◆ **THE EXERCISE**
Emit the data below verbatim, stripping out any pictures.

◆ **SUPPLIED RECORDS**

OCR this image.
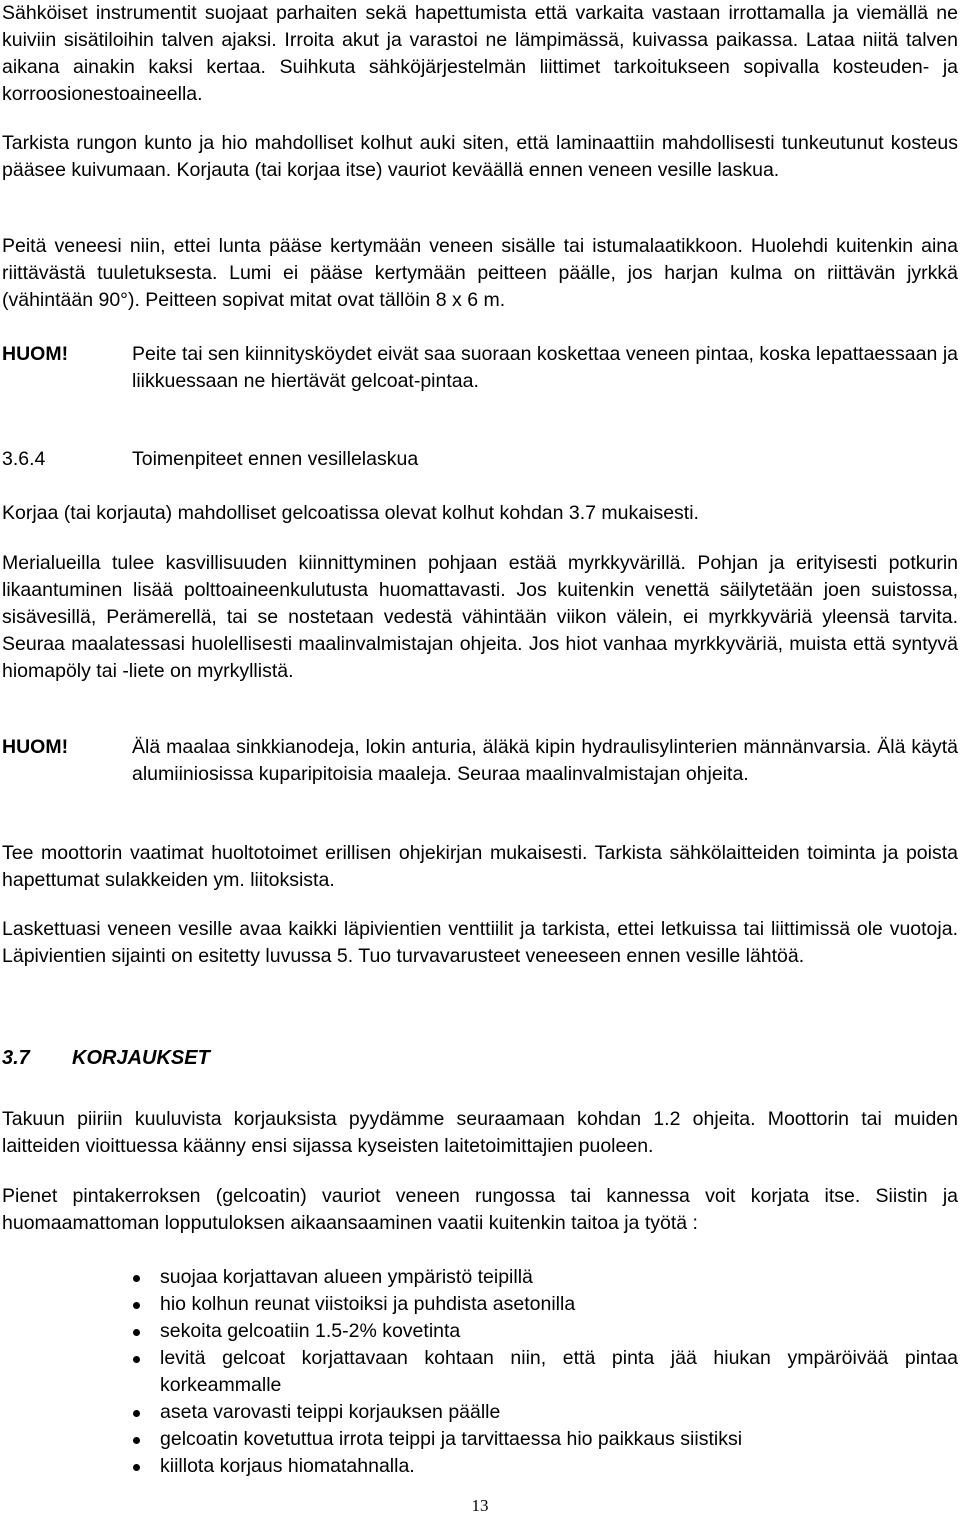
Sähköiset instrumentit suojaat parhaiten sekä hapettumista että varkaita vastaan irrottamalla ja viemällä ne kuiviin sisätiloihin talven ajaksi. Irroita akut ja varastoi ne lämpimässä, kuivassa paikassa. Lataa niitä talven aikana ainakin kaksi kertaa. Suihkuta sähköjärjestelmän liittimet tarkoitukseen sopivalla kosteuden- ja korroosionestoaineella.

Tarkista rungon kunto ja hio mahdolliset kolhut auki siten, että laminaattiin mahdollisesti tunkeutunut kosteus pääsee kuivumaan. Korjauta (tai korjaa itse) vauriot keväällä ennen veneen vesille laskua.

Peitä veneesi niin, ettei lunta pääse kertymään veneen sisälle tai istumalaatikkoon. Huolehdi kuitenkin aina riittävästä tuuletuksesta. Lumi ei pääse kertymään peitteen päälle, jos harjan kulma on riittävän jyrkkä (vähintään 90°). Peitteen sopivat mitat ovat tällöin 8 x 6 m.

HUOM!	Peite tai sen kiinnitysköydet eivät saa suoraan koskettaa veneen pintaa, koska lepattaessaan ja liikkuessaan ne hiertävät gelcoat-pintaa.
3.6.4	Toimenpiteet ennen vesillelaskua

Korjaa (tai korjauta) mahdolliset gelcoatissa olevat kolhut kohdan 3.7 mukaisesti.

Merialueilla tulee kasvillisuuden kiinnittyminen pohjaan estää myrkkyvärillä. Pohjan ja erityisesti potkurin likaantuminen lisää polttoaineenkulutusta huomattavasti. Jos kuitenkin venettä säilytetään joen suistossa, sisävesillä, Perämerellä, tai se nostetaan vedestä vähintään viikon välein, ei myrkkyväriä yleensä tarvita. Seuraa maalatessasi huolellisesti maalinvalmistajan ohjeita. Jos hiot vanhaa myrkkyväriä, muista että syntyvä hiomapöly tai -liete on myrkyllistä.

HUOM!	Älä maalaa sinkkianodeja, lokin anturia, äläkä kipin hydraulisylinterien männänvarsia. Älä käytä alumiiniosissa kuparipitoisia maaleja. Seuraa maalinvalmistajan ohjeita.

Tee moottorin vaatimat huoltotoimet erillisen ohjekirjan mukaisesti. Tarkista sähkölaitteiden toiminta ja poista hapettumat sulakkeiden ym. liitoksista.

Laskettuasi veneen vesille avaa kaikki läpivientien venttiilit ja tarkista, ettei letkuissa tai liittimissä ole vuotoja. Läpivientien sijainti on esitetty luvussa 5. Tuo turvavarusteet veneeseen ennen vesille lähtöä.

3.7 KORJAUKSET

Takuun piiriin kuuluvista korjauksista pyydämme seuraamaan kohdan 1.2 ohjeita. Moottorin tai muiden laitteiden vioittuessa käänny ensi sijassa kyseisten laitetoimittajien puoleen.

Pienet pintakerroksen (gelcoatin) vauriot veneen rungossa tai kannessa voit korjata itse. Siistin ja huomaamattoman lopputuloksen aikaansaaminen vaatii kuitenkin taitoa ja työtä :

suojaa korjattavan alueen ympäristö teipillä
hio kolhun reunat viistoiksi ja puhdista asetonilla
sekoita gelcoatiin 1.5-2% kovetinta
levitä gelcoat korjattavaan kohtaan niin, että pinta jää hiukan ympäröivää pintaa korkeammalle
aseta varovasti teippi korjauksen päälle
gelcoatin kovetuttua irrota teippi ja tarvittaessa hio paikkaus siistiksi
kiillota korjaus hiomatahnalla.
13
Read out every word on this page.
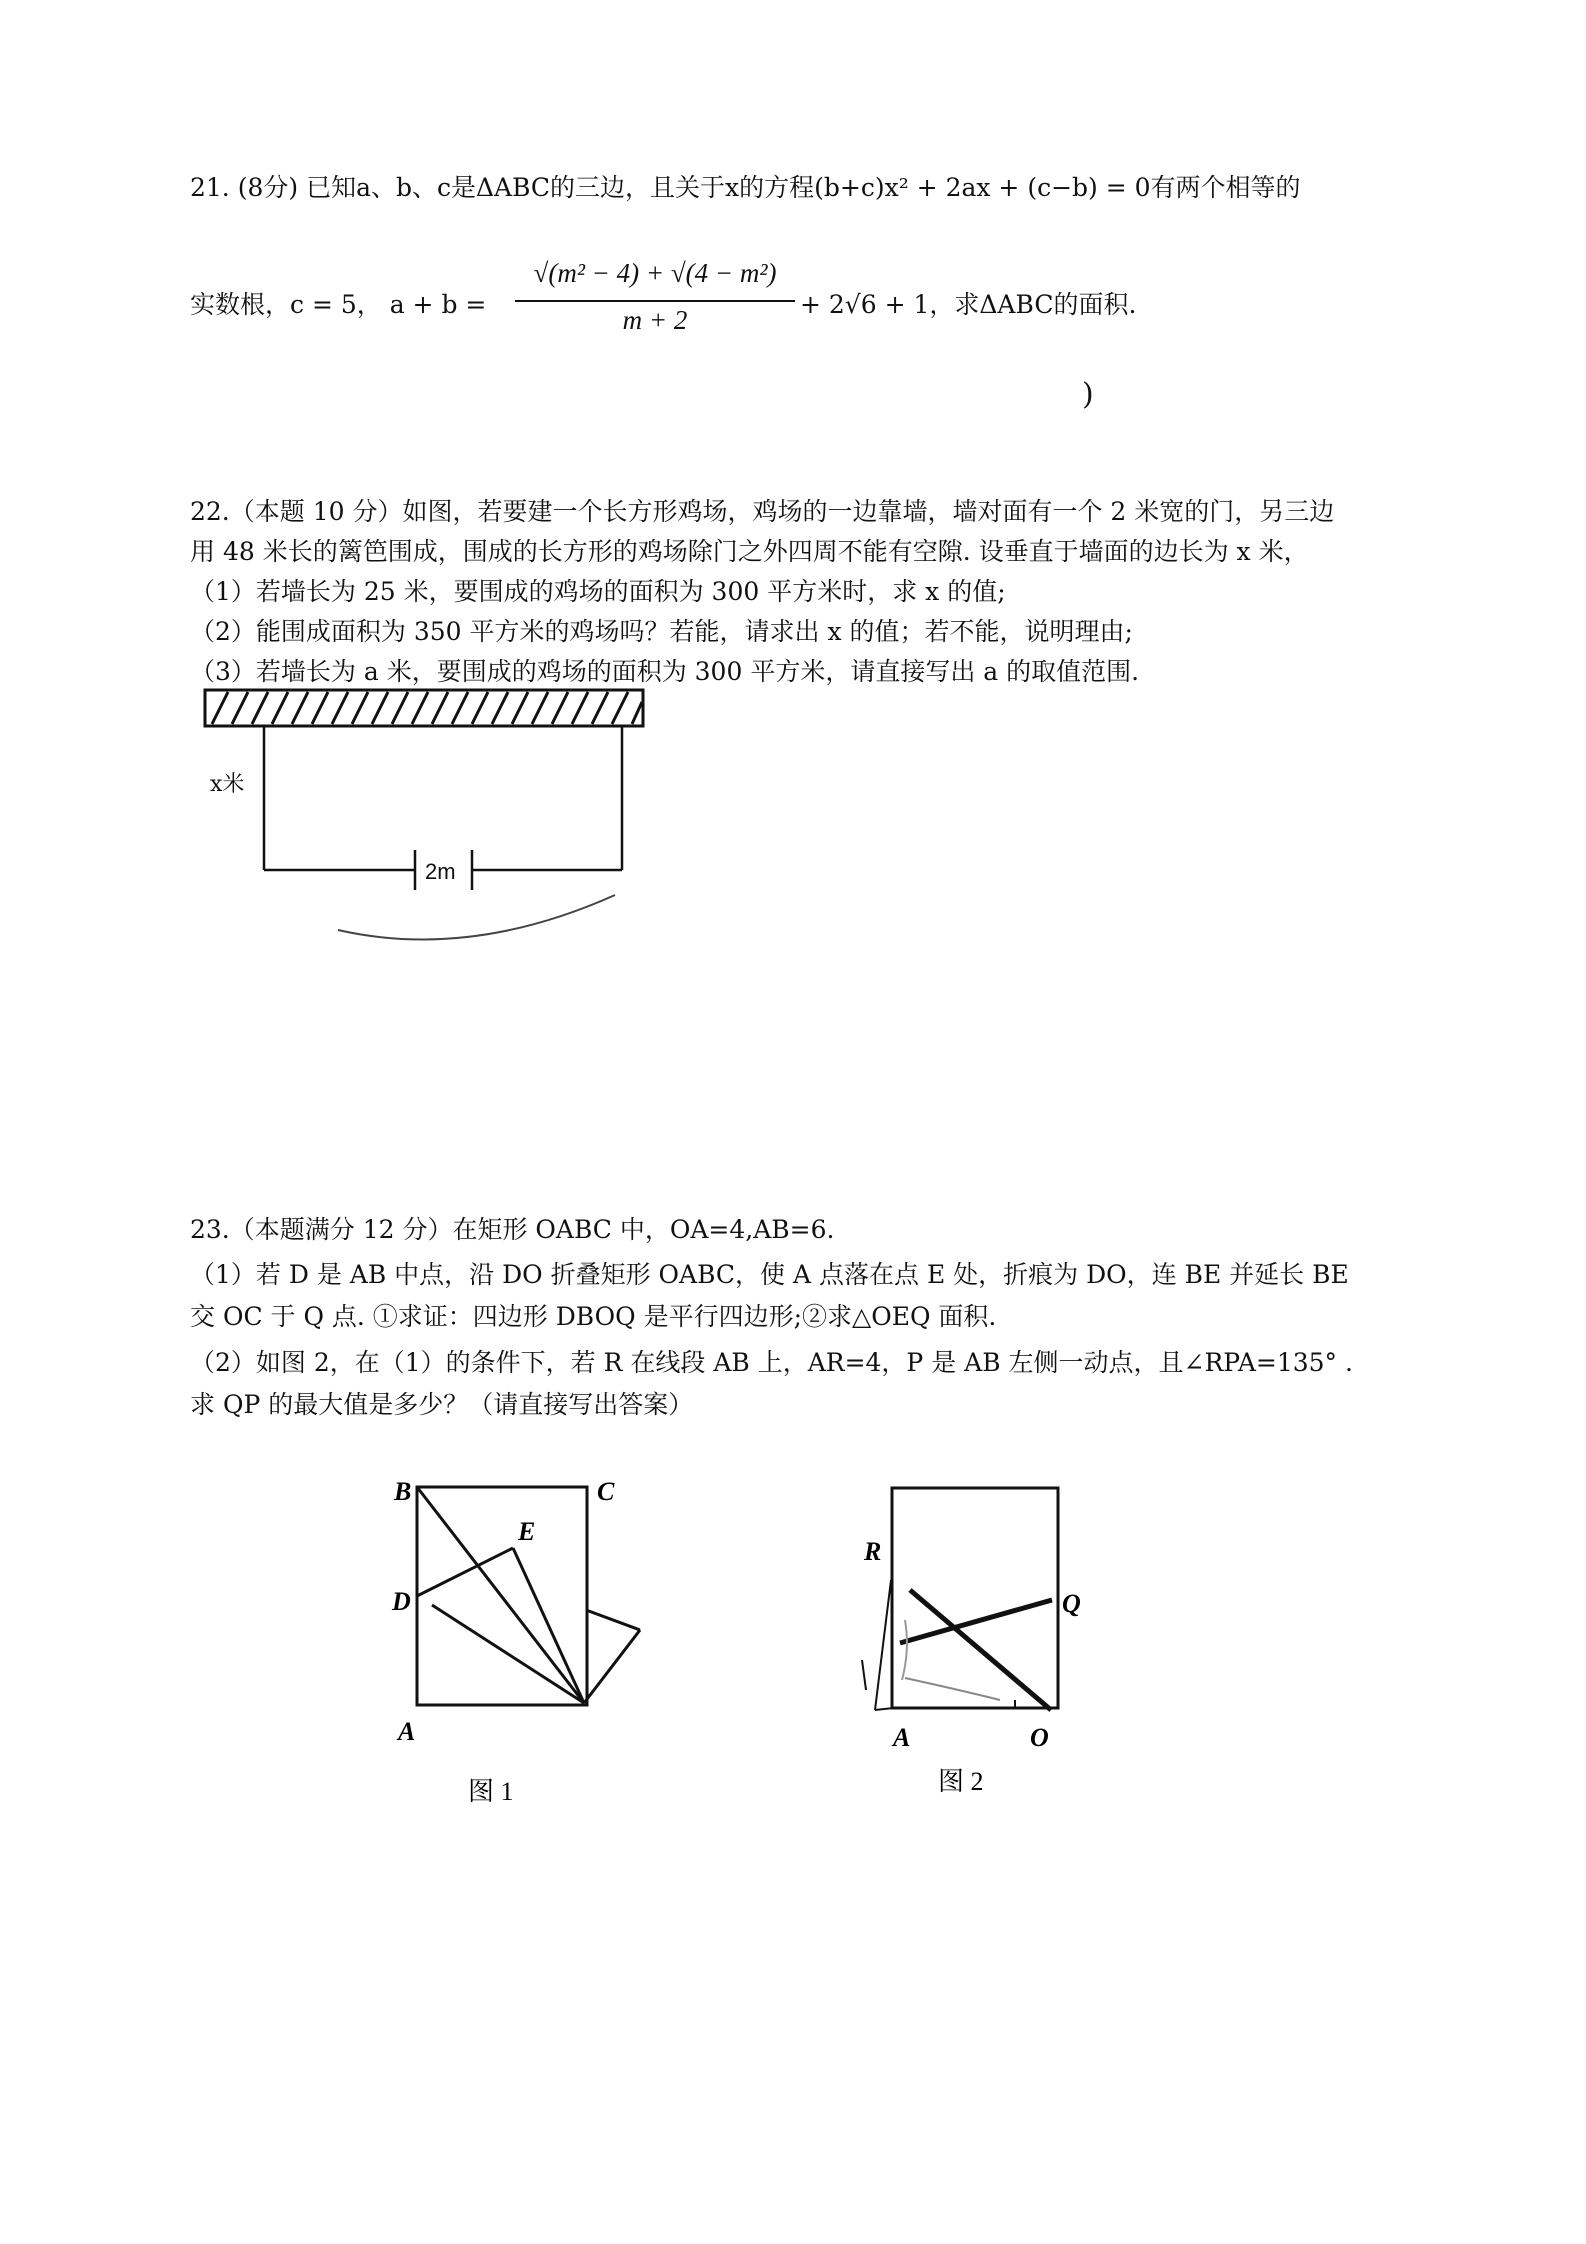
21. (8分) 已知a、b、c是ΔABC的三边，且关于x的方程(b+c)x² + 2ax + (c−b) = 0有两个相等的
实数根，c = 5， a + b =
√(m² − 4) + √(4 − m²)
m + 2
+ 2√6 + 1，求ΔABC的面积.
)
22.（本题 10 分）如图，若要建一个长方形鸡场，鸡场的一边靠墙，墙对面有一个 2 米宽的门，另三边
用 48 米长的篱笆围成，围成的长方形的鸡场除门之外四周不能有空隙. 设垂直于墙面的边长为 x 米，
（1）若墙长为 25 米，要围成的鸡场的面积为 300 平方米时，求 x 的值;
（2）能围成面积为 350 平方米的鸡场吗？若能，请求出 x 的值；若不能，说明理由;
（3）若墙长为 a 米，要围成的鸡场的面积为 300 平方米，请直接写出 a 的取值范围.
x米
2m
23.（本题满分 12 分）在矩形 OABC 中，OA=4,AB=6.
（1）若 D 是 AB 中点，沿 DO 折叠矩形 OABC，使 A 点落在点 E 处，折痕为 DO，连 BE 并延长 BE
交 OC 于 Q 点. ①求证：四边形 DBOQ 是平行四边形;②求△OEQ 面积.
（2）如图 2，在（1）的条件下，若 R 在线段 AB 上，AR=4，P 是 AB 左侧一动点，且∠RPA=135° .
求 QP 的最大值是多少？（请直接写出答案）
B	C
E
D
A
图 1
R
Q
A	O
图 2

◆ **TASK ANSWER**
OCR this image.
Sähköiset instrumentit suojaat parhaiten sekä hapettumista että varkaita vastaan irrottamalla ja viemällä ne kuiviin sisätiloihin talven ajaksi. Irroita akut ja varastoi ne lämpimässä, kuivassa paikassa. Lataa niitä talven aikana ainakin kaksi kertaa. Suihkuta sähköjärjestelmän liittimet tarkoitukseen sopivalla kosteuden- ja korroosionestoaineella.

Tarkista rungon kunto ja hio mahdolliset kolhut auki siten, että laminaattiin mahdollisesti tunkeutunut kosteus pääsee kuivumaan. Korjauta (tai korjaa itse) vauriot keväällä ennen veneen vesille laskua.

Peitä veneesi niin, ettei lunta pääse kertymään veneen sisälle tai istumalaatikkoon. Huolehdi kuitenkin aina riittävästä tuuletuksesta. Lumi ei pääse kertymään peitteen päälle, jos harjan kulma on riittävän jyrkkä (vähintään 90°). Peitteen sopivat mitat ovat tällöin 8 x 6 m.

HUOM!	Peite tai sen kiinnitysköydet eivät saa suoraan koskettaa veneen pintaa, koska lepattaessaan ja liikkuessaan ne hiertävät gelcoat-pintaa.
3.6.4	Toimenpiteet ennen vesillelaskua

Korjaa (tai korjauta) mahdolliset gelcoatissa olevat kolhut kohdan 3.7 mukaisesti.

Merialueilla tulee kasvillisuuden kiinnittyminen pohjaan estää myrkkyvärillä. Pohjan ja erityisesti potkurin likaantuminen lisää polttoaineenkulutusta huomattavasti. Jos kuitenkin venettä säilytetään joen suistossa, sisävesillä, Perämerellä, tai se nostetaan vedestä vähintään viikon välein, ei myrkkyväriä yleensä tarvita. Seuraa maalatessasi huolellisesti maalinvalmistajan ohjeita. Jos hiot vanhaa myrkkyväriä, muista että syntyvä hiomapöly tai -liete on myrkyllistä.

HUOM!	Älä maalaa sinkkianodeja, lokin anturia, äläkä kipin hydraulisylinterien männänvarsia. Älä käytä alumiiniosissa kuparipitoisia maaleja. Seuraa maalinvalmistajan ohjeita.

Tee moottorin vaatimat huoltotoimet erillisen ohjekirjan mukaisesti. Tarkista sähkölaitteiden toiminta ja poista hapettumat sulakkeiden ym. liitoksista.

Laskettuasi veneen vesille avaa kaikki läpivientien venttiilit ja tarkista, ettei letkuissa tai liittimissä ole vuotoja. Läpivientien sijainti on esitetty luvussa 5. Tuo turvavarusteet veneeseen ennen vesille lähtöä.

3.7 KORJAUKSET

Takuun piiriin kuuluvista korjauksista pyydämme seuraamaan kohdan 1.2 ohjeita. Moottorin tai muiden laitteiden vioittuessa käänny ensi sijassa kyseisten laitetoimittajien puoleen.

Pienet pintakerroksen (gelcoatin) vauriot veneen rungossa tai kannessa voit korjata itse. Siistin ja huomaamattoman lopputuloksen aikaansaaminen vaatii kuitenkin taitoa ja työtä :

suojaa korjattavan alueen ympäristö teipillä
hio kolhun reunat viistoiksi ja puhdista asetonilla
sekoita gelcoatiin 1.5-2% kovetinta
levitä gelcoat korjattavaan kohtaan niin, että pinta jää hiukan ympäröivää pintaa korkeammalle
aseta varovasti teippi korjauksen päälle
gelcoatin kovetuttua irrota teippi ja tarvittaessa hio paikkaus siistiksi
kiillota korjaus hiomatahnalla.
13
Read out every word on this page.
21. (8分) 已知a、b、c是ΔABC的三边，且关于x的方程(b+c)x² + 2ax + (c−b) = 0有两个相等的
实数根，c = 5， a + b =
√(m² − 4) + √(4 − m²)
m + 2
+ 2√6 + 1，求ΔABC的面积.
)
22.（本题 10 分）如图，若要建一个长方形鸡场，鸡场的一边靠墙，墙对面有一个 2 米宽的门，另三边
用 48 米长的篱笆围成，围成的长方形的鸡场除门之外四周不能有空隙. 设垂直于墙面的边长为 x 米，
（1）若墙长为 25 米，要围成的鸡场的面积为 300 平方米时，求 x 的值;
（2）能围成面积为 350 平方米的鸡场吗？若能，请求出 x 的值；若不能，说明理由;
（3）若墙长为 a 米，要围成的鸡场的面积为 300 平方米，请直接写出 a 的取值范围.
x米
2m
23.（本题满分 12 分）在矩形 OABC 中，OA=4,AB=6.
（1）若 D 是 AB 中点，沿 DO 折叠矩形 OABC，使 A 点落在点 E 处，折痕为 DO，连 BE 并延长 BE
交 OC 于 Q 点. ①求证：四边形 DBOQ 是平行四边形;②求△OEQ 面积.
（2）如图 2，在（1）的条件下，若 R 在线段 AB 上，AR=4，P 是 AB 左侧一动点，且∠RPA=135° .
求 QP 的最大值是多少？（请直接写出答案）
B	C
E
D
A
图 1
R
Q
A	O
图 2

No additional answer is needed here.